● **Set problem**: Report, word for word, every line of the material that contains "occhi".

(Saved data entries)
☆ ☆ ☆ ☆ ☆

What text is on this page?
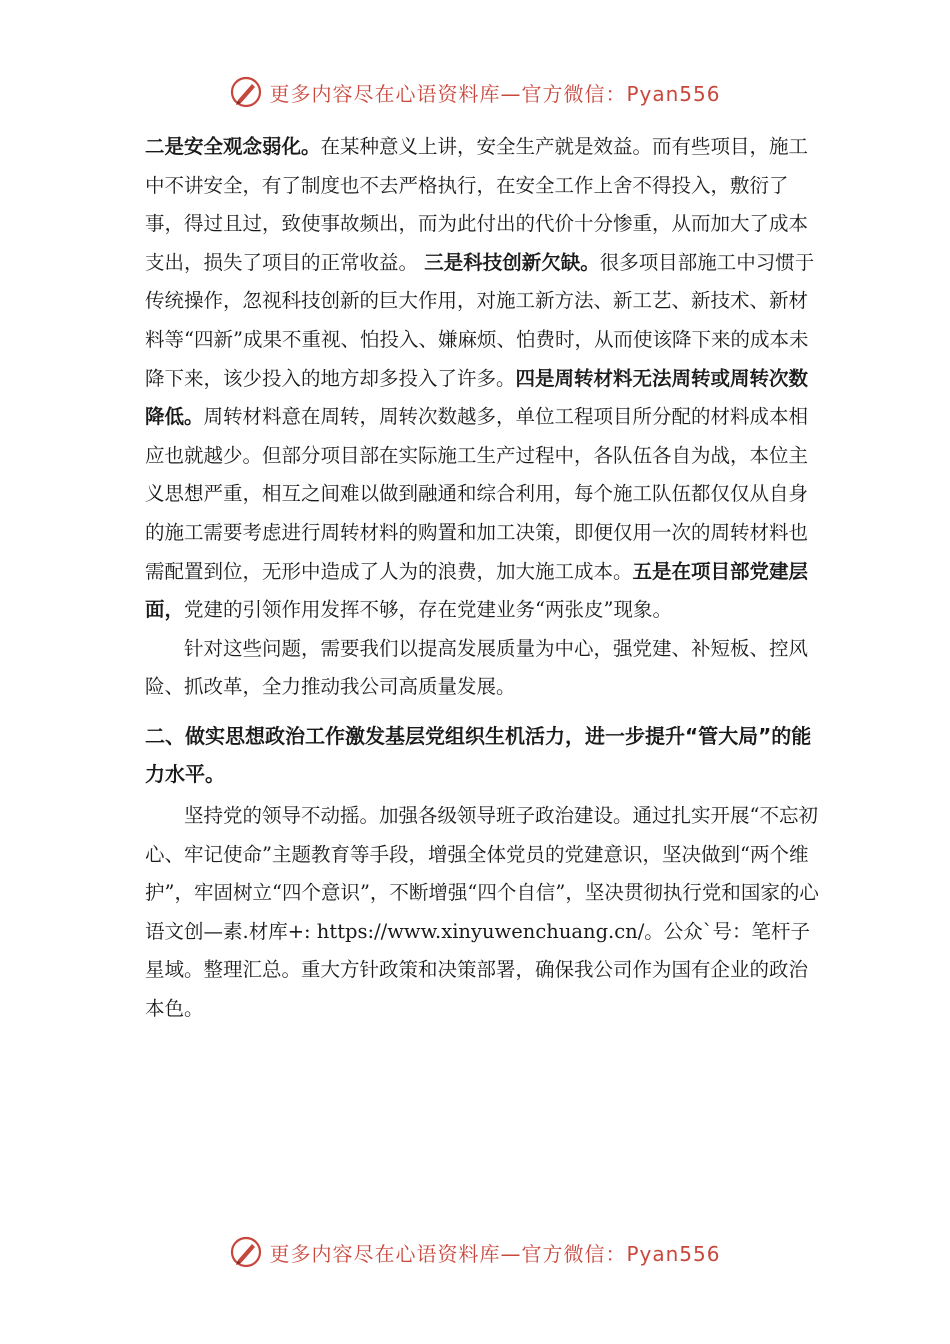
更多内容尽在心语资料库—官方微信：Pyan556

二是安全观念弱化。在某种意义上讲，安全生产就是效益。而有些项目，施工中不讲安全，有了制度也不去严格执行，在安全工作上舍不得投入，敷衍了事，得过且过，致使事故频出，而为此付出的代价十分惨重，从而加大了成本支出，损失了项目的正常收益。 三是科技创新欠缺。很多项目部施工中习惯于传统操作，忽视科技创新的巨大作用，对施工新方法、新工艺、新技术、新材料等“四新”成果不重视、怕投入、嫌麻烦、怕费时，从而使该降下来的成本未降下来，该少投入的地方却多投入了许多。四是周转材料无法周转或周转次数降低。周转材料意在周转，周转次数越多，单位工程项目所分配的材料成本相应也就越少。但部分项目部在实际施工生产过程中，各队伍各自为战，本位主义思想严重，相互之间难以做到融通和综合利用，每个施工队伍都仅仅从自身的施工需要考虑进行周转材料的购置和加工决策，即便仅用一次的周转材料也需配置到位，无形中造成了人为的浪费，加大施工成本。五是在项目部党建层面，党建的引领作用发挥不够，存在党建业务“两张皮”现象。

针对这些问题，需要我们以提高发展质量为中心，强党建、补短板、控风险、抓改革，全力推动我公司高质量发展。

二、做实思想政治工作激发基层党组织生机活力，进一步提升“管大局”的能力水平。

坚持党的领导不动摇。加强各级领导班子政治建设。通过扎实开展“不忘初心、牢记使命”主题教育等手段，增强全体党员的党建意识，坚决做到“两个维护”，牢固树立“四个意识”，不断增强“四个自信”，坚决贯彻执行党和国家的心语文创—素.材库+: https://www.xinyuwenchuang.cn/。公众`号：笔杆子星域。整理汇总。重大方针政策和决策部署，确保我公司作为国有企业的政治本色。

更多内容尽在心语资料库—官方微信：Pyan556
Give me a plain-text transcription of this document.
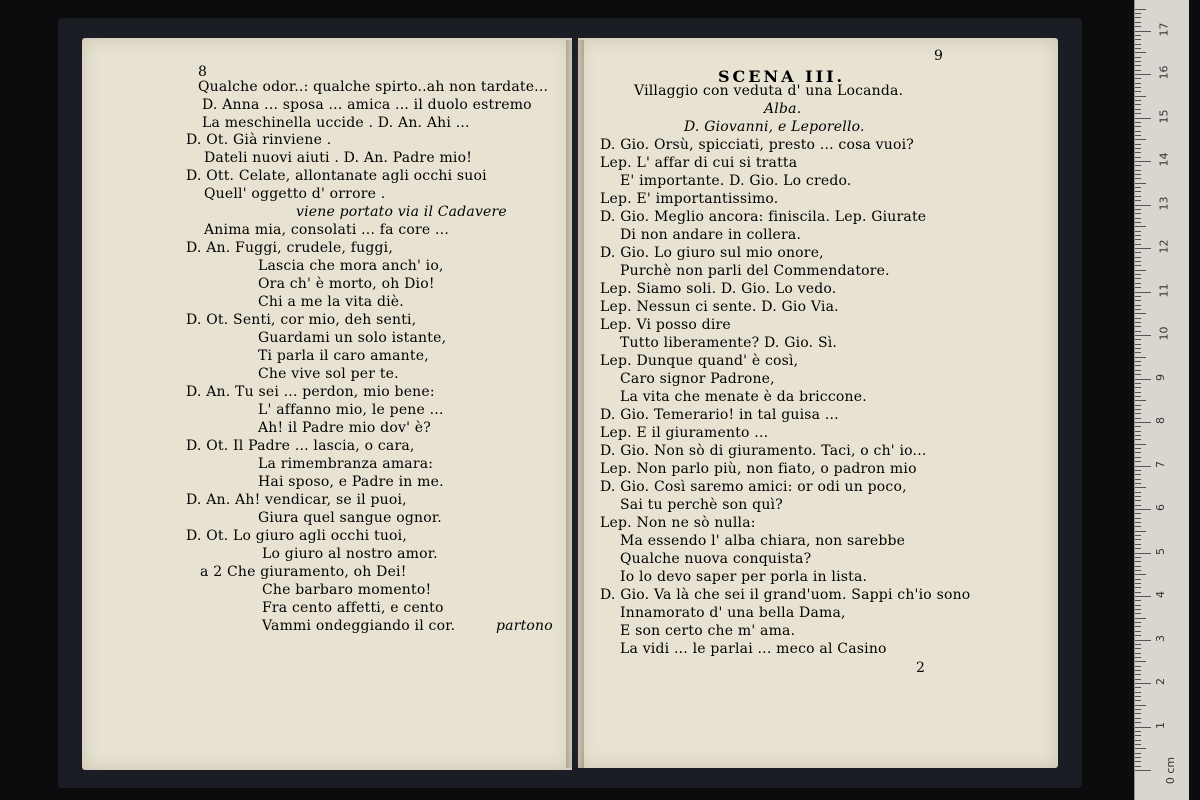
8
9
SCENA III.
2
Qualche odor..: qualche spirto..ah non tardate...
D. Anna ... sposa ... amica ... il duolo estremo
La meschinella uccide . D. An. Ahi ...
D. Ot. Già rinviene .
Dateli nuovi aiuti . D. An. Padre mio!
D. Ott. Celate, allontanate agli occhi suoi
Quell' oggetto d' orrore .
viene portato via il Cadavere
Anima mia, consolati ... fa core ...
D. An. Fuggi, crudele, fuggi,
Lascia che mora anch' io,
Ora ch' è morto, oh Dio!
Chi a me la vita diè.
D. Ot. Senti, cor mio, deh senti,
Guardami un solo istante,
Ti parla il caro amante,
Che vive sol per te.
D. An. Tu sei ... perdon, mio bene:
L' affanno mio, le pene ...
Ah! il Padre mio dov' è?
D. Ot. Il Padre ... lascia, o cara,
La rimembranza amara:
Hai sposo, e Padre in me.
D. An. Ah! vendicar, se il puoi,
Giura quel sangue ognor.
D. Ot. Lo giuro agli occhi tuoi,
Lo giuro al nostro amor.
a 2 Che giuramento, oh Dei!
Che barbaro momento!
Fra cento affetti, e cento
Vammi ondeggiando il cor.	partono
Villaggio con veduta d' una Locanda.
Alba.
D. Giovanni, e Leporello.
D. Gio. Orsù, spicciati, presto ... cosa vuoi?
Lep. L' affar di cui si tratta
E' importante. D. Gio. Lo credo.
Lep. E' importantissimo.
D. Gio. Meglio ancora: finiscila. Lep. Giurate
Di non andare in collera.
D. Gio. Lo giuro sul mio onore,
Purchè non parli del Commendatore.
Lep. Siamo soli. D. Gio. Lo vedo.
Lep. Nessun ci sente. D. Gio Via.
Lep. Vi posso dire
Tutto liberamente? D. Gio. Sì.
Lep. Dunque quand' è così,
Caro signor Padrone,
La vita che menate è da briccone.
D. Gio. Temerario! in tal guisa ...
Lep. E il giuramento ...
D. Gio. Non sò di giuramento. Taci, o ch' io...
Lep. Non parlo più, non fiato, o padron mio
D. Gio. Così saremo amici: or odi un poco,
Sai tu perchè son quì?
Lep. Non ne sò nulla:
Ma essendo l' alba chiara, non sarebbe
Qualche nuova conquista?
Io lo devo saper per porla in lista.
D. Gio. Va là che sei il grand'uom. Sappi ch'io sono
Innamorato d' una bella Dama,
E son certo che m' ama.
La vidi ... le parlai ... meco al Casino
1
2
3
4
5
6
7
8
9
10
11
12
13
14
15
16
17
0 cm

☆ ☆ ☆ ☆ ☆

● **In response**:
D. Ott. Celate, allontanate agli occhi suoi
D. Ot. Lo giuro agli occhi tuoi,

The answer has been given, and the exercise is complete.